Records for the exercise ->
====================
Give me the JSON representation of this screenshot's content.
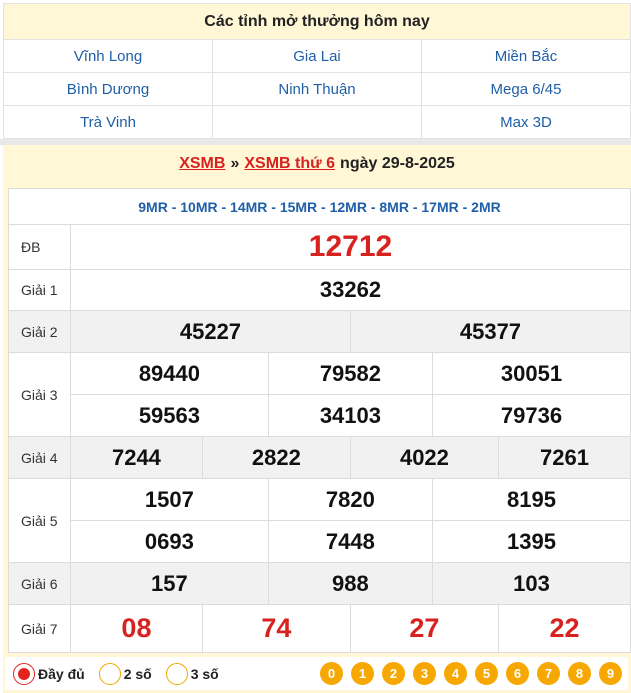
{
  "today": {
    "title": "Các tỉnh mở thưởng hôm nay",
    "cells": [
      "Vĩnh Long",
      "Gia Lai",
      "Miền Bắc",
      "Bình Dương",
      "Ninh Thuận",
      "Mega 6/45",
      "Trà Vinh",
      "",
      "Max 3D"
    ]
  },
  "result": {
    "crumb_1": "XSMB",
    "crumb_sep": "»",
    "crumb_2": "XSMB thứ 6",
    "date": "ngày 29-8-2025",
    "codes": "9MR - 10MR - 14MR - 15MR - 12MR - 8MR - 17MR - 2MR",
    "labels": {
      "db": "ĐB",
      "g1": "Giải 1",
      "g2": "Giải 2",
      "g3": "Giải 3",
      "g4": "Giải 4",
      "g5": "Giải 5",
      "g6": "Giải 6",
      "g7": "Giải 7"
    },
    "db": "12712",
    "g1": "33262",
    "g2": [
      "45227",
      "45377"
    ],
    "g3": [
      "89440",
      "79582",
      "30051",
      "59563",
      "34103",
      "79736"
    ],
    "g4": [
      "7244",
      "2822",
      "4022",
      "7261"
    ],
    "g5": [
      "1507",
      "7820",
      "8195",
      "0693",
      "7448",
      "1395"
    ],
    "g6": [
      "157",
      "988",
      "103"
    ],
    "g7": [
      "08",
      "74",
      "27",
      "22"
    ]
  },
  "controls": {
    "options": [
      "Đầy đủ",
      "2 số",
      "3 số"
    ],
    "digits": [
      "0",
      "1",
      "2",
      "3",
      "4",
      "5",
      "6",
      "7",
      "8",
      "9"
    ]
  },
  "colors": {
    "accent_red": "#d7221f",
    "link_blue": "#1f5fa8",
    "header_bg": "#fff7d6",
    "digit_orange": "#f6a800"
  }
}
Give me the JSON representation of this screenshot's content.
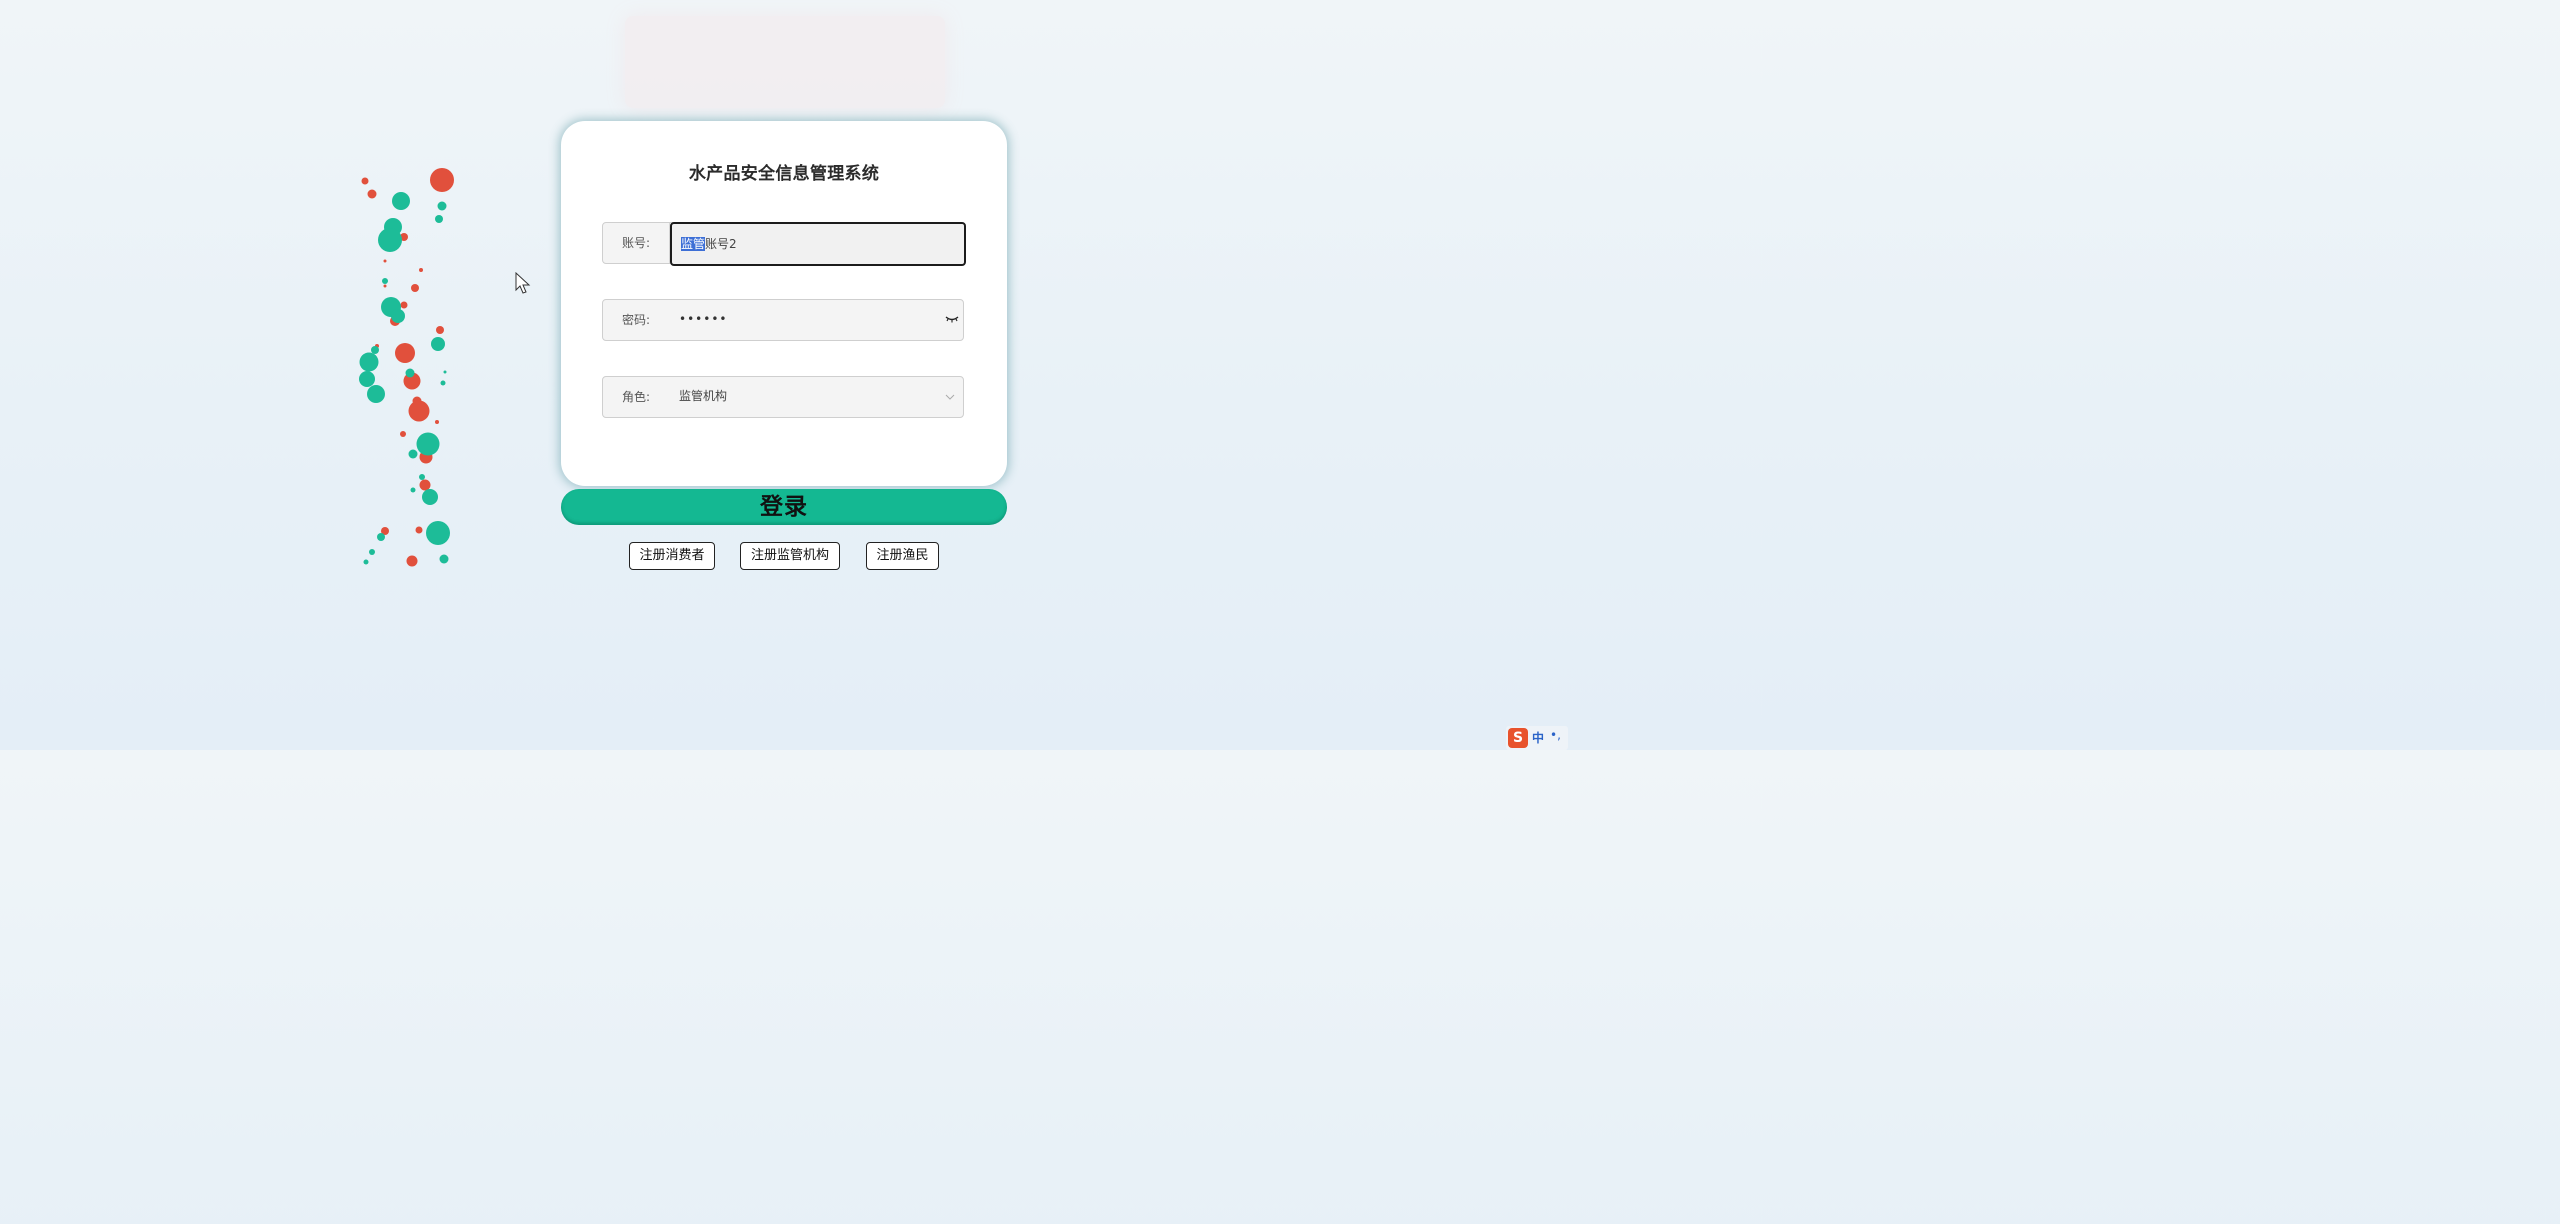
{
  "title": "水产品安全信息管理系统",
  "form": {
    "account": {
      "label": "账号:",
      "value_selected": "监管",
      "value_rest": "账号2"
    },
    "password": {
      "label": "密码:",
      "value_masked": "••••••"
    },
    "role": {
      "label": "角色:",
      "selected": "监管机构"
    }
  },
  "login_button": "登录",
  "register_buttons": {
    "consumer": "注册消费者",
    "regulator": "注册监管机构",
    "fisherman": "注册渔民"
  },
  "ime": {
    "logo": "S",
    "lang": "中",
    "punct": "•,"
  },
  "colors": {
    "accent": "#14b892",
    "bubble_teal": "#1dbc98",
    "bubble_red": "#e1503c",
    "selection": "#3d6fd6"
  }
}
====================
Given request -> Repeat each entry exactly. Pictures do not belong in the copy.

Correct answer ->
Give me the JSON representation of this screenshot's content.
{
  "today": {
    "title": "Các tỉnh mở thưởng hôm nay",
    "cells": [
      "Vĩnh Long",
      "Gia Lai",
      "Miền Bắc",
      "Bình Dương",
      "Ninh Thuận",
      "Mega 6/45",
      "Trà Vinh",
      "",
      "Max 3D"
    ]
  },
  "result": {
    "crumb_1": "XSMB",
    "crumb_sep": "»",
    "crumb_2": "XSMB thứ 6",
    "date": "ngày 29-8-2025",
    "codes": "9MR - 10MR - 14MR - 15MR - 12MR - 8MR - 17MR - 2MR",
    "labels": {
      "db": "ĐB",
      "g1": "Giải 1",
      "g2": "Giải 2",
      "g3": "Giải 3",
      "g4": "Giải 4",
      "g5": "Giải 5",
      "g6": "Giải 6",
      "g7": "Giải 7"
    },
    "db": "12712",
    "g1": "33262",
    "g2": [
      "45227",
      "45377"
    ],
    "g3": [
      "89440",
      "79582",
      "30051",
      "59563",
      "34103",
      "79736"
    ],
    "g4": [
      "7244",
      "2822",
      "4022",
      "7261"
    ],
    "g5": [
      "1507",
      "7820",
      "8195",
      "0693",
      "7448",
      "1395"
    ],
    "g6": [
      "157",
      "988",
      "103"
    ],
    "g7": [
      "08",
      "74",
      "27",
      "22"
    ]
  },
  "controls": {
    "options": [
      "Đầy đủ",
      "2 số",
      "3 số"
    ],
    "digits": [
      "0",
      "1",
      "2",
      "3",
      "4",
      "5",
      "6",
      "7",
      "8",
      "9"
    ]
  },
  "colors": {
    "accent_red": "#d7221f",
    "link_blue": "#1f5fa8",
    "header_bg": "#fff7d6",
    "digit_orange": "#f6a800"
  }
}
Give me the JSON representation of this screenshot's content.
{
  "title": "水产品安全信息管理系统",
  "form": {
    "account": {
      "label": "账号:",
      "value_selected": "监管",
      "value_rest": "账号2"
    },
    "password": {
      "label": "密码:",
      "value_masked": "••••••"
    },
    "role": {
      "label": "角色:",
      "selected": "监管机构"
    }
  },
  "login_button": "登录",
  "register_buttons": {
    "consumer": "注册消费者",
    "regulator": "注册监管机构",
    "fisherman": "注册渔民"
  },
  "ime": {
    "logo": "S",
    "lang": "中",
    "punct": "•,"
  },
  "colors": {
    "accent": "#14b892",
    "bubble_teal": "#1dbc98",
    "bubble_red": "#e1503c",
    "selection": "#3d6fd6"
  }
}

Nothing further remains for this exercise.